[Recorded data]
────

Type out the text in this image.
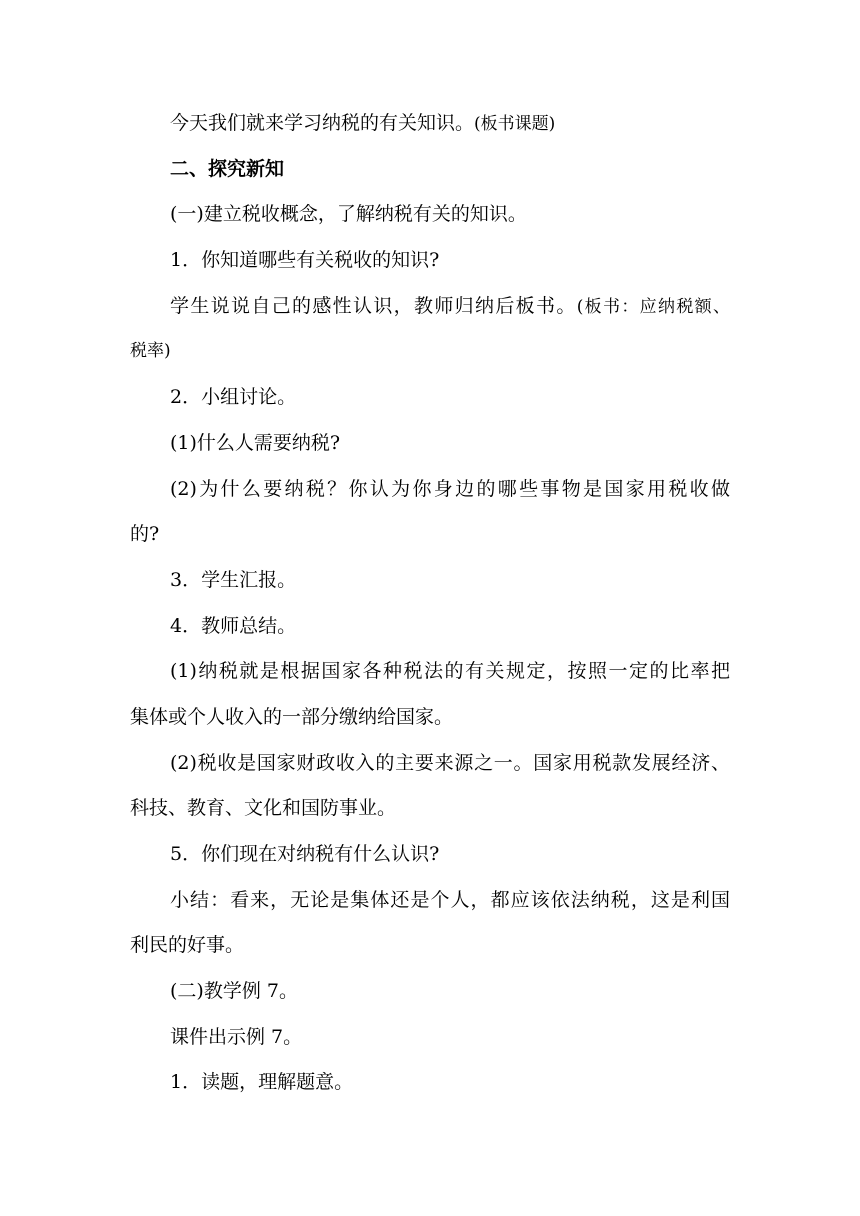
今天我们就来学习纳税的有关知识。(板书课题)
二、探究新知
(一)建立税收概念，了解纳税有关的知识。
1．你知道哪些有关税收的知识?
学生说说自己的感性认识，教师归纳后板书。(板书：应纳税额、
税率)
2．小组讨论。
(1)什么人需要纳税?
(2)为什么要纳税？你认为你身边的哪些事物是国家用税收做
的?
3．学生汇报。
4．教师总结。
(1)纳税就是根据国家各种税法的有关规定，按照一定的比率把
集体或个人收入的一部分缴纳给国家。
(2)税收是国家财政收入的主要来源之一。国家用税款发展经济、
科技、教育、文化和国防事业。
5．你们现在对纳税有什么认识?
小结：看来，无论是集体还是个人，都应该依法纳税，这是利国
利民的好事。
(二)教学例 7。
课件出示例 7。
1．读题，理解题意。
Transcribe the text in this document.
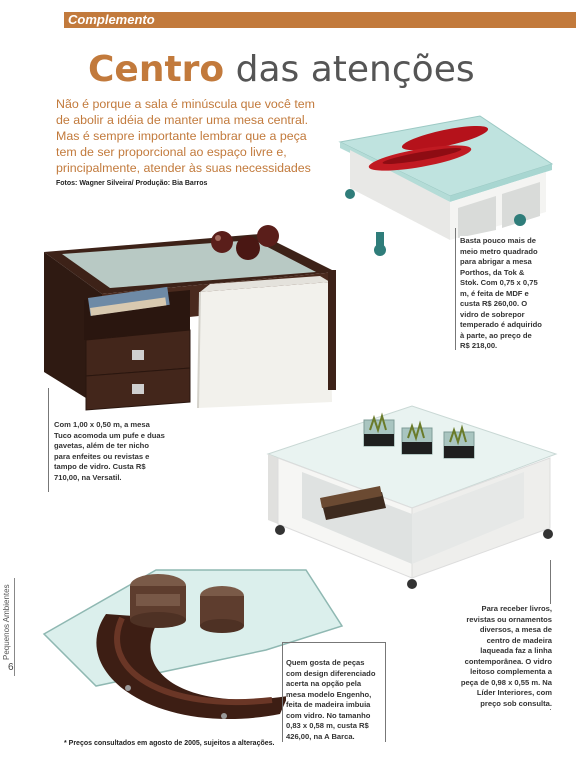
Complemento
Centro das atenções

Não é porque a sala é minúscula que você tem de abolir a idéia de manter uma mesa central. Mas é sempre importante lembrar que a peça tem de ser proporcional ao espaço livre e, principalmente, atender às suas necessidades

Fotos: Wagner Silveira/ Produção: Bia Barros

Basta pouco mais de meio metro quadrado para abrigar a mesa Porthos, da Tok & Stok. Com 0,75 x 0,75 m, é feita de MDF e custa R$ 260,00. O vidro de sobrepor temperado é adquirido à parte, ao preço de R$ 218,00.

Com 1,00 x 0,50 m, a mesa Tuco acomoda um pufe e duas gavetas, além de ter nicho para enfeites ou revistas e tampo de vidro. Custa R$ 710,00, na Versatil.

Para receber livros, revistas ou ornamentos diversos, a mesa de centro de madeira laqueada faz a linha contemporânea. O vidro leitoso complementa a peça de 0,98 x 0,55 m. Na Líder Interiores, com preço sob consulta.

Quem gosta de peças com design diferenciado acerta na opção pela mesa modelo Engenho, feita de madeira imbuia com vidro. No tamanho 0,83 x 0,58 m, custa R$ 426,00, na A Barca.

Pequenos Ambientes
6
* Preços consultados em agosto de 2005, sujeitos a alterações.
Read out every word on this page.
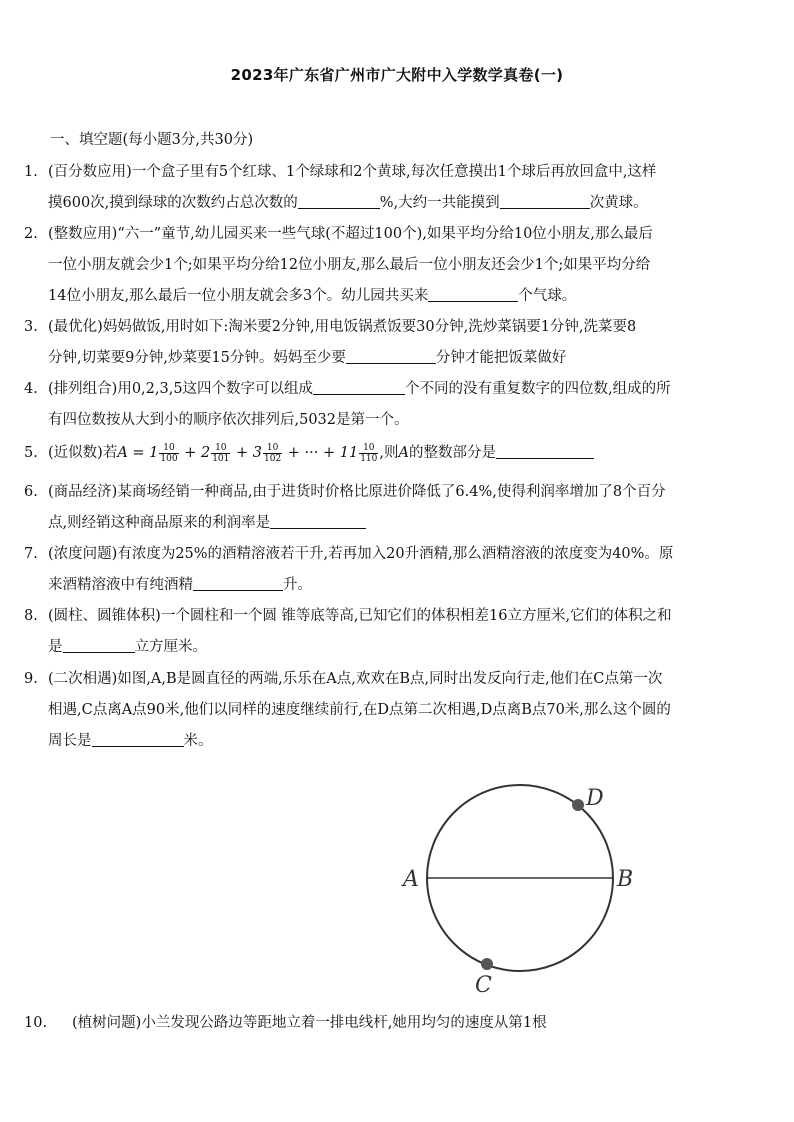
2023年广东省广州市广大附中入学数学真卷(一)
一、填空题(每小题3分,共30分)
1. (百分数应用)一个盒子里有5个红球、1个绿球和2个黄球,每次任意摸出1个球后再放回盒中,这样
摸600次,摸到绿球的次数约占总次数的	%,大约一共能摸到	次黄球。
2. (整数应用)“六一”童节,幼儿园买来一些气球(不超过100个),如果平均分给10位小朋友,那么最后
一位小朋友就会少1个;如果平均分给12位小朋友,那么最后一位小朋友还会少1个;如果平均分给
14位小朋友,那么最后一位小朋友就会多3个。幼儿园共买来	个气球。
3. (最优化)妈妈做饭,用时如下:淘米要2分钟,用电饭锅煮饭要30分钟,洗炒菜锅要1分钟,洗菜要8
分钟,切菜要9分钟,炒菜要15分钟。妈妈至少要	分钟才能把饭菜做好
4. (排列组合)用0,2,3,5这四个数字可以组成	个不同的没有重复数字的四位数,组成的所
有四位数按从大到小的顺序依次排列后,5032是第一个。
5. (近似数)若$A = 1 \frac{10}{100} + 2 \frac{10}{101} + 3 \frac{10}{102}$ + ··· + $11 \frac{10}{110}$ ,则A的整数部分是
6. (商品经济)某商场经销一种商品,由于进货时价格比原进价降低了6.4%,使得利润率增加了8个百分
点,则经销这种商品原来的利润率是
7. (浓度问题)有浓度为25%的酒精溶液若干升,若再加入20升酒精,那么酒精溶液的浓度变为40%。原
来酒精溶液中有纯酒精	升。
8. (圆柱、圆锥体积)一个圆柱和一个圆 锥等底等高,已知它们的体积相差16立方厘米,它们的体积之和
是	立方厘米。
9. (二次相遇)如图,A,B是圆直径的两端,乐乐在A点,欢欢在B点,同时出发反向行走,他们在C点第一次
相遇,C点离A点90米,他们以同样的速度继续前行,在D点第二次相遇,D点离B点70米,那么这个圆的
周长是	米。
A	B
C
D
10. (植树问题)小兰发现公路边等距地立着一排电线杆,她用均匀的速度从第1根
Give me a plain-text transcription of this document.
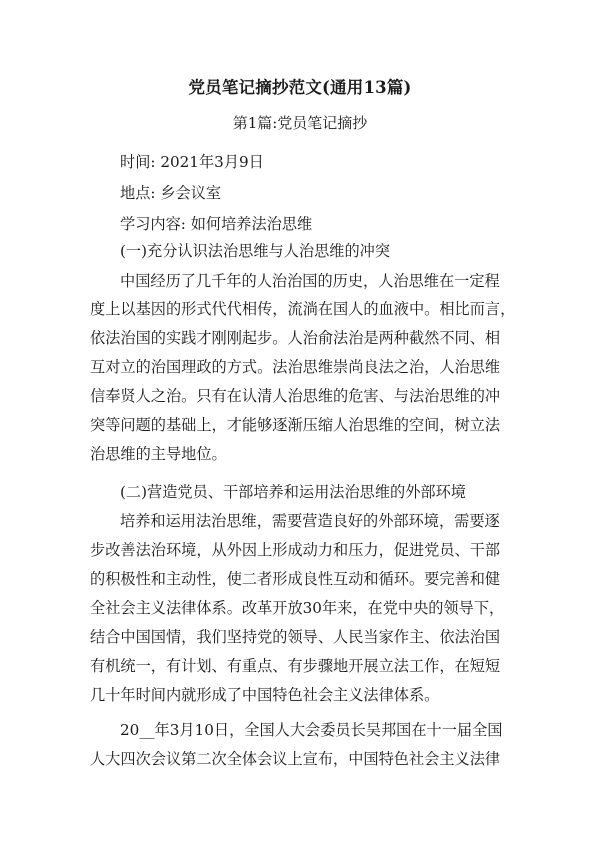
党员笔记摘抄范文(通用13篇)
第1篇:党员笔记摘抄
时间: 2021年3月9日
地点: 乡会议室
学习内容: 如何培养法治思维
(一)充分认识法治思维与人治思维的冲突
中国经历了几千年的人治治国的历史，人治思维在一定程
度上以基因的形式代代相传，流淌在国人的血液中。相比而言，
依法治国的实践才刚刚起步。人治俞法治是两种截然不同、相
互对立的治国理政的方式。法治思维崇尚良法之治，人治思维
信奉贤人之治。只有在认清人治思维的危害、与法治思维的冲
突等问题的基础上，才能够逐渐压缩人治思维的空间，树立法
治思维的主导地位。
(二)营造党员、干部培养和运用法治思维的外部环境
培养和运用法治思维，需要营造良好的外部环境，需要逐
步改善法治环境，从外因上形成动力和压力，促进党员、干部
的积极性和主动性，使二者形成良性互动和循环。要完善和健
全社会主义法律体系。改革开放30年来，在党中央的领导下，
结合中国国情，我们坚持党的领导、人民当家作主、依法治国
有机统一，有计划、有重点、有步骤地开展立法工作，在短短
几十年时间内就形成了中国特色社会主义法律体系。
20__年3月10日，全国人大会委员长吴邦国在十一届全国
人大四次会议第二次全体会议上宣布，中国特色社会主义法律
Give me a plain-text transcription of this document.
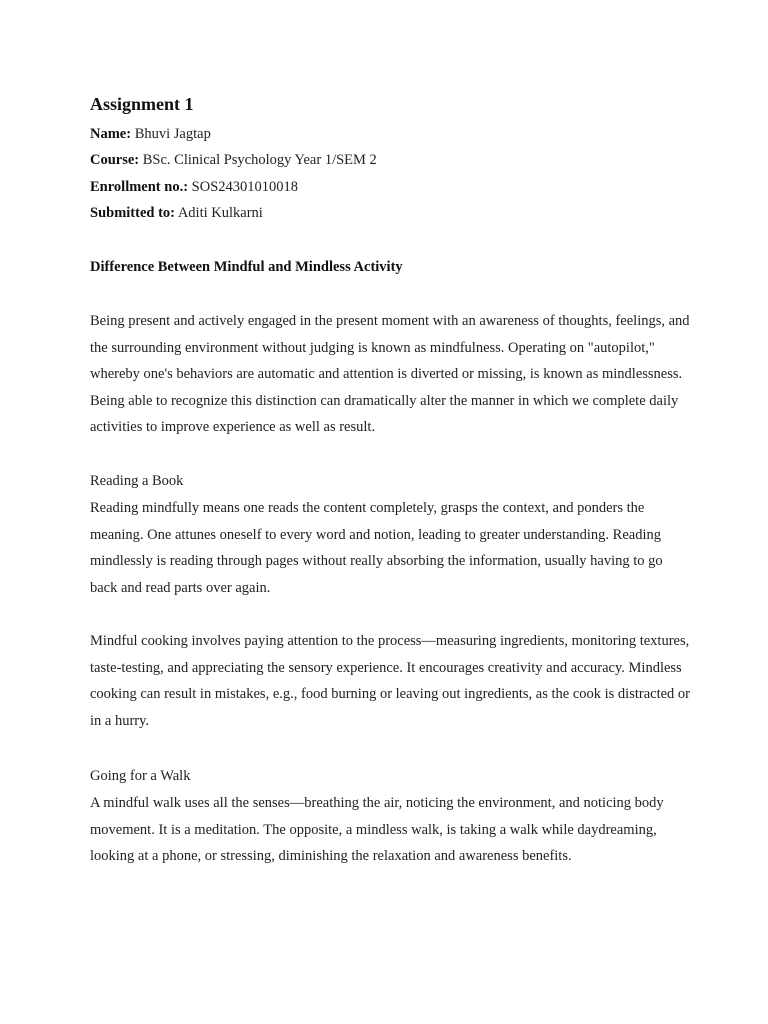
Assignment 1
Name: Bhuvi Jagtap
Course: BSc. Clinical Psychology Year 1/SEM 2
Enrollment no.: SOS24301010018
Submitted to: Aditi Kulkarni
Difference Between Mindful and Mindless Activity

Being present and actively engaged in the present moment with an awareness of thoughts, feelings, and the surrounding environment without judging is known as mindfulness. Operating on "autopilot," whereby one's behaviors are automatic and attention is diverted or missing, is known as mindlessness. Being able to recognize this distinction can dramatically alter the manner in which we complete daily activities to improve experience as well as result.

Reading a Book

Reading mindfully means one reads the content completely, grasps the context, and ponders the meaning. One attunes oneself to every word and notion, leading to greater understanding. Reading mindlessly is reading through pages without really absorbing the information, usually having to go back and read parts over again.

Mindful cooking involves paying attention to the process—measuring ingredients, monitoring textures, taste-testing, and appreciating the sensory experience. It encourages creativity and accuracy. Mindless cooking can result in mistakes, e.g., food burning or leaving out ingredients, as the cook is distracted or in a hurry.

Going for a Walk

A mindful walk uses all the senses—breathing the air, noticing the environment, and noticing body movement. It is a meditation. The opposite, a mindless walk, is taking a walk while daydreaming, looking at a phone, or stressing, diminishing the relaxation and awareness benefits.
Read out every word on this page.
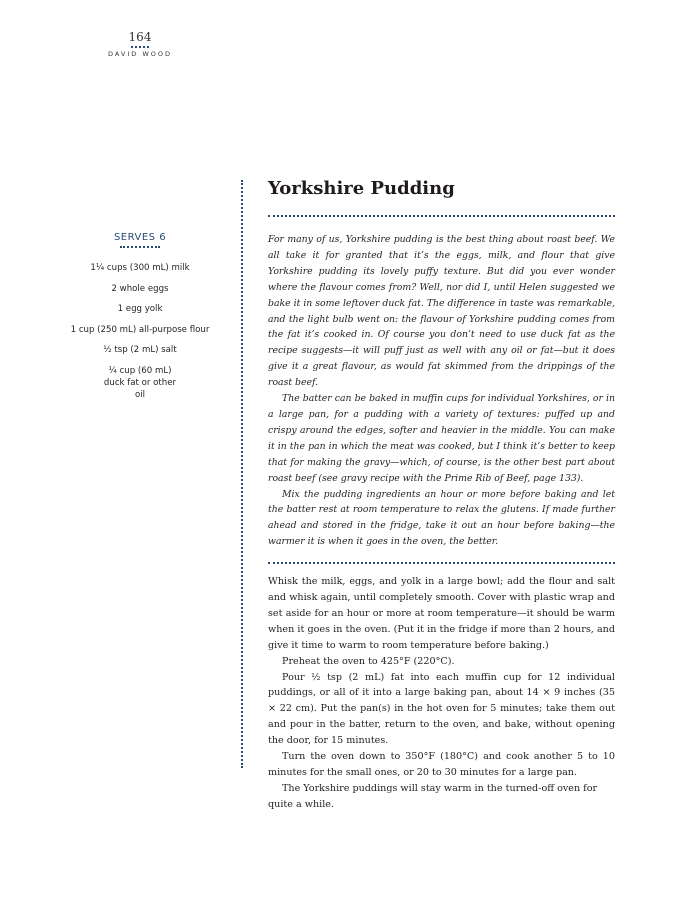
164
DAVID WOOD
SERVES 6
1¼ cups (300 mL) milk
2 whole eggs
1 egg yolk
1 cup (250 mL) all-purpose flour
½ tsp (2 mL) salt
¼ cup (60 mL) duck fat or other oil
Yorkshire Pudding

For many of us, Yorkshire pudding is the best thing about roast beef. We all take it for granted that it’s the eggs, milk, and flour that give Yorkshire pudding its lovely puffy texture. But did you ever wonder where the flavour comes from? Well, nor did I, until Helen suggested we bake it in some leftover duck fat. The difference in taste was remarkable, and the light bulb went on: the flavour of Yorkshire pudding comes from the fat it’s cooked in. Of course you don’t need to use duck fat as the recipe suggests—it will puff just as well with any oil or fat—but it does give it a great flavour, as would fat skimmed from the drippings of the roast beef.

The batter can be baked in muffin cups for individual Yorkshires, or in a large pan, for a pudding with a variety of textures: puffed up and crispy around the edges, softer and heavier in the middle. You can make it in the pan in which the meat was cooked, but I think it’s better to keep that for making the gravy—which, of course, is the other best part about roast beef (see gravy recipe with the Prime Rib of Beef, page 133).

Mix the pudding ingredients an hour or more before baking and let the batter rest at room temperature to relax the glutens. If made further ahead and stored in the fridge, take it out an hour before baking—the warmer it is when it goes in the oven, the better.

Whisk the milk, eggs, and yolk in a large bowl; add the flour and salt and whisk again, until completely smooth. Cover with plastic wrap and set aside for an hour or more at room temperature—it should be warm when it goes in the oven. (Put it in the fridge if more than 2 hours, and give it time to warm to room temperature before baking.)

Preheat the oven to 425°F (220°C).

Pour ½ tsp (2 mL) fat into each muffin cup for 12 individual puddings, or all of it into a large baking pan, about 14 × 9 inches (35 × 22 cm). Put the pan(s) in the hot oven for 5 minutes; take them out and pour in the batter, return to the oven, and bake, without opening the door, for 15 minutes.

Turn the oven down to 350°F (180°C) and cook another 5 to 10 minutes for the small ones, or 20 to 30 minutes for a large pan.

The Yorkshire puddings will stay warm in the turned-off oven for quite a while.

────

## [Brief]
Identify how many lines in the entries above include the string "duck", then state that number alone.

## [Expected output]
2